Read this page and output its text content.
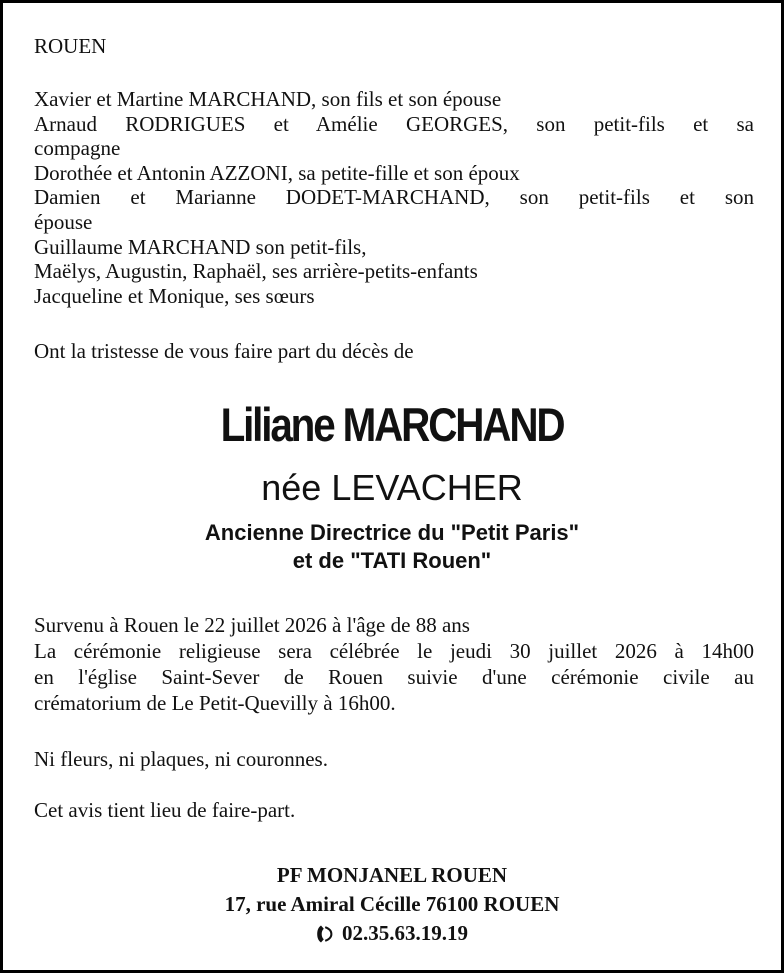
ROUEN
Xavier et Martine MARCHAND, son fils et son épouse
Arnaud RODRIGUES et Amélie GEORGES, son petit-fils et sa
compagne
Dorothée et Antonin AZZONI, sa petite-fille et son époux
Damien et Marianne DODET-MARCHAND, son petit-fils et son
épouse
Guillaume MARCHAND son petit-fils,
Maëlys, Augustin, Raphaël, ses arrière-petits-enfants
Jacqueline et Monique, ses sœurs
Ont la tristesse de vous faire part du décès de
Liliane MARCHAND
née LEVACHER
Ancienne Directrice du "Petit Paris"
et de "TATI Rouen"
Survenu à Rouen le 22 juillet 2026 à l'âge de 88 ans
La cérémonie religieuse sera célébrée le jeudi 30 juillet 2026 à 14h00
en l'église Saint-Sever de Rouen suivie d'une cérémonie civile au
crématorium de Le Petit-Quevilly à 16h00.
Ni fleurs, ni plaques, ni couronnes.
Cet avis tient lieu de faire-part.
PF MONJANEL ROUEN
17, rue Amiral Cécille 76100 ROUEN
02.35.63.19.19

◆ **PROBLEM**
Are you able to set down all the lines above exactly, without any pictures?

◆ **ANSWER TO THIS TASK**
Read this page and output its text content.
ROUEN
Xavier et Martine MARCHAND, son fils et son épouse
Arnaud RODRIGUES et Amélie GEORGES, son petit-fils et sa
compagne
Dorothée et Antonin AZZONI, sa petite-fille et son époux
Damien et Marianne DODET-MARCHAND, son petit-fils et son
épouse
Guillaume MARCHAND son petit-fils,
Maëlys, Augustin, Raphaël, ses arrière-petits-enfants
Jacqueline et Monique, ses sœurs
Ont la tristesse de vous faire part du décès de
Liliane MARCHAND
née LEVACHER
Ancienne Directrice du "Petit Paris"
et de "TATI Rouen"
Survenu à Rouen le 22 juillet 2026 à l'âge de 88 ans
La cérémonie religieuse sera célébrée le jeudi 30 juillet 2026 à 14h00
en l'église Saint-Sever de Rouen suivie d'une cérémonie civile au
crématorium de Le Petit-Quevilly à 16h00.
Ni fleurs, ni plaques, ni couronnes.
Cet avis tient lieu de faire-part.
PF MONJANEL ROUEN
17, rue Amiral Cécille 76100 ROUEN
02.35.63.19.19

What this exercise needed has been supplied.